The exercise:
Search the data below for the string "name". Extract every line that contains it.

## START

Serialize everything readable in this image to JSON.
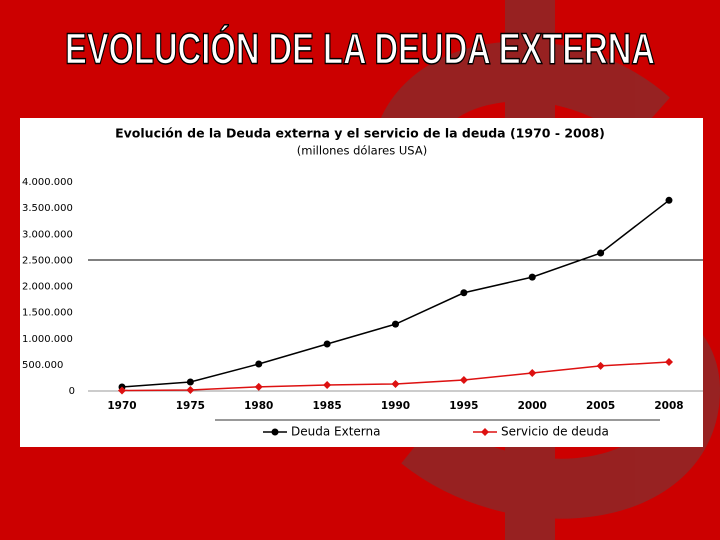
{
  "slide_title": "EVOLUCIÓN DE LA DEUDA EXTERNA",
  "chart_data": {
    "type": "line",
    "title": "Evolución de la Deuda externa y el servicio de la deuda (1970 - 2008)",
    "subtitle": "(millones dólares USA)",
    "categories": [
      "1970",
      "1975",
      "1980",
      "1985",
      "1990",
      "1995",
      "2000",
      "2005",
      "2008"
    ],
    "series": [
      {
        "name": "Deuda Externa",
        "color": "#000000",
        "marker": "circle",
        "values": [
          77000,
          172000,
          517000,
          900000,
          1280000,
          1880000,
          2180000,
          2640000,
          3650000
        ]
      },
      {
        "name": "Servicio de deuda",
        "color": "#dd1111",
        "marker": "diamond",
        "values": [
          10000,
          20000,
          80000,
          115000,
          135000,
          210000,
          345000,
          480000,
          555000
        ]
      }
    ],
    "ylim": [
      0,
      4000000
    ],
    "yticks": [
      0,
      {
        "value": 500000,
        "label": "500.000"
      },
      {
        "value": 1000000,
        "label": "1.000.000"
      },
      {
        "value": 1500000,
        "label": "1.500.000"
      },
      {
        "value": 2000000,
        "label": "2.000.000"
      },
      {
        "value": 2500000,
        "label": "2.500.000"
      },
      {
        "value": 3000000,
        "label": "3.000.000"
      },
      {
        "value": 3500000,
        "label": "3.500.000"
      },
      {
        "value": 4000000,
        "label": "4.000.000"
      }
    ],
    "legend": "bottom"
  }
}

## END

The result:
        "name": "Deuda Externa",
        "name": "Servicio de deuda",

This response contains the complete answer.